## Written exercise
Keep the images out and copy every entry below exactly.

## Extracted records
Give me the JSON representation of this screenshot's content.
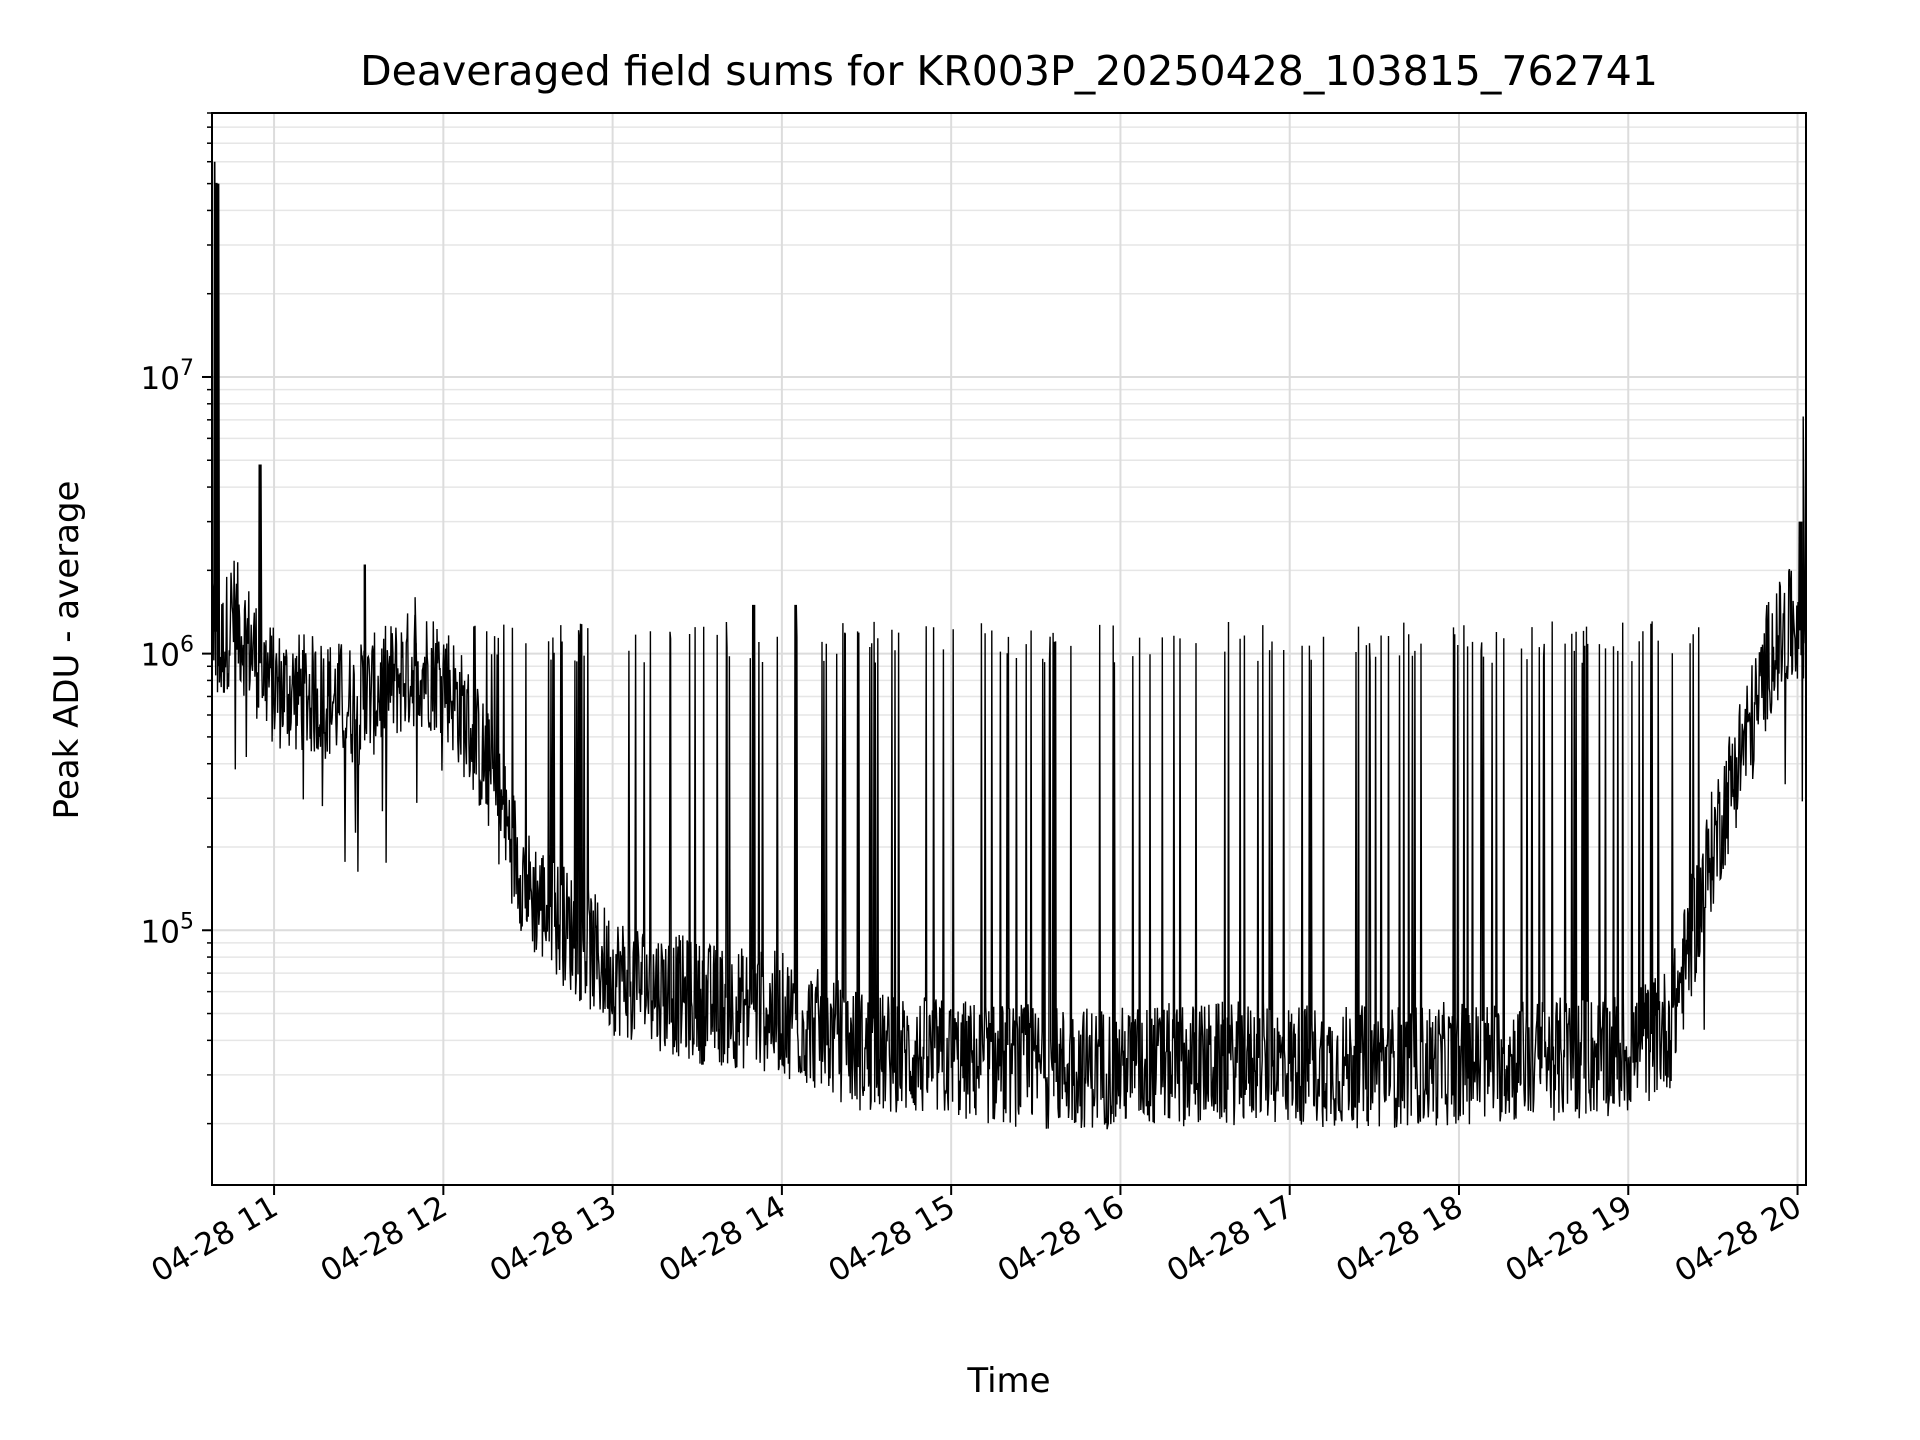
{
  "chart_data": {
    "type": "line",
    "title": "Deaveraged field sums for KR003P_20250428_103815_762741",
    "xlabel": "Time",
    "ylabel": "Peak ADU - average",
    "yscale": "log",
    "grid": true,
    "grid_minor": true,
    "xlim": [
      "2025-04-28 10:38",
      "2025-04-28 20:03"
    ],
    "ylim": [
      12000,
      90000000
    ],
    "x_tick_labels": [
      "04-28 11",
      "04-28 12",
      "04-28 13",
      "04-28 14",
      "04-28 15",
      "04-28 16",
      "04-28 17",
      "04-28 18",
      "04-28 19",
      "04-28 20"
    ],
    "y_tick_labels": [
      {
        "base": "10",
        "exp": "5",
        "value": 100000
      },
      {
        "base": "10",
        "exp": "6",
        "value": 1000000
      },
      {
        "base": "10",
        "exp": "7",
        "value": 10000000
      }
    ],
    "line_color": "#000000",
    "series": [
      {
        "baseline": {
          "x": [
            "10:38",
            "10:40",
            "10:45",
            "11:00",
            "11:30",
            "11:50",
            "12:00",
            "12:15",
            "12:30",
            "13:00",
            "13:30",
            "14:00",
            "14:30",
            "15:00",
            "15:30",
            "16:00",
            "16:30",
            "17:00",
            "17:30",
            "18:00",
            "18:30",
            "19:00",
            "19:15",
            "19:30",
            "19:40",
            "19:45",
            "19:50",
            "20:00",
            "20:03"
          ],
          "y": [
            1600000,
            900000,
            1400000,
            750000,
            650000,
            900000,
            850000,
            400000,
            140000,
            70000,
            55000,
            50000,
            36000,
            34000,
            32000,
            32000,
            33000,
            33000,
            32000,
            33000,
            34000,
            36000,
            45000,
            200000,
            450000,
            600000,
            1000000,
            1300000,
            1200000
          ]
        },
        "spikes": [
          {
            "x": "10:39",
            "y": 60000000
          },
          {
            "x": "10:40",
            "y": 50000000
          },
          {
            "x": "10:55",
            "y": 4800000
          },
          {
            "x": "11:32",
            "y": 2100000
          },
          {
            "x": "11:50",
            "y": 1600000
          },
          {
            "x": "13:50",
            "y": 1500000
          },
          {
            "x": "14:05",
            "y": 1500000
          },
          {
            "x": "20:01",
            "y": 3000000
          },
          {
            "x": "20:02",
            "y": 7200000
          }
        ],
        "spike_level": 1100000
      }
    ]
  }
}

## Answer to this task
Give me the JSON representation of this screenshot's content.
{
  "chart_data": {
    "type": "line",
    "title": "Deaveraged field sums for KR003P_20250428_103815_762741",
    "xlabel": "Time",
    "ylabel": "Peak ADU - average",
    "yscale": "log",
    "grid": true,
    "grid_minor": true,
    "xlim": [
      "2025-04-28 10:38",
      "2025-04-28 20:03"
    ],
    "ylim": [
      12000,
      90000000
    ],
    "x_tick_labels": [
      "04-28 11",
      "04-28 12",
      "04-28 13",
      "04-28 14",
      "04-28 15",
      "04-28 16",
      "04-28 17",
      "04-28 18",
      "04-28 19",
      "04-28 20"
    ],
    "y_tick_labels": [
      {
        "base": "10",
        "exp": "5",
        "value": 100000
      },
      {
        "base": "10",
        "exp": "6",
        "value": 1000000
      },
      {
        "base": "10",
        "exp": "7",
        "value": 10000000
      }
    ],
    "line_color": "#000000",
    "series": [
      {
        "baseline": {
          "x": [
            "10:38",
            "10:40",
            "10:45",
            "11:00",
            "11:30",
            "11:50",
            "12:00",
            "12:15",
            "12:30",
            "13:00",
            "13:30",
            "14:00",
            "14:30",
            "15:00",
            "15:30",
            "16:00",
            "16:30",
            "17:00",
            "17:30",
            "18:00",
            "18:30",
            "19:00",
            "19:15",
            "19:30",
            "19:40",
            "19:45",
            "19:50",
            "20:00",
            "20:03"
          ],
          "y": [
            1600000,
            900000,
            1400000,
            750000,
            650000,
            900000,
            850000,
            400000,
            140000,
            70000,
            55000,
            50000,
            36000,
            34000,
            32000,
            32000,
            33000,
            33000,
            32000,
            33000,
            34000,
            36000,
            45000,
            200000,
            450000,
            600000,
            1000000,
            1300000,
            1200000
          ]
        },
        "spikes": [
          {
            "x": "10:39",
            "y": 60000000
          },
          {
            "x": "10:40",
            "y": 50000000
          },
          {
            "x": "10:55",
            "y": 4800000
          },
          {
            "x": "11:32",
            "y": 2100000
          },
          {
            "x": "11:50",
            "y": 1600000
          },
          {
            "x": "13:50",
            "y": 1500000
          },
          {
            "x": "14:05",
            "y": 1500000
          },
          {
            "x": "20:01",
            "y": 3000000
          },
          {
            "x": "20:02",
            "y": 7200000
          }
        ],
        "spike_level": 1100000
      }
    ]
  }
}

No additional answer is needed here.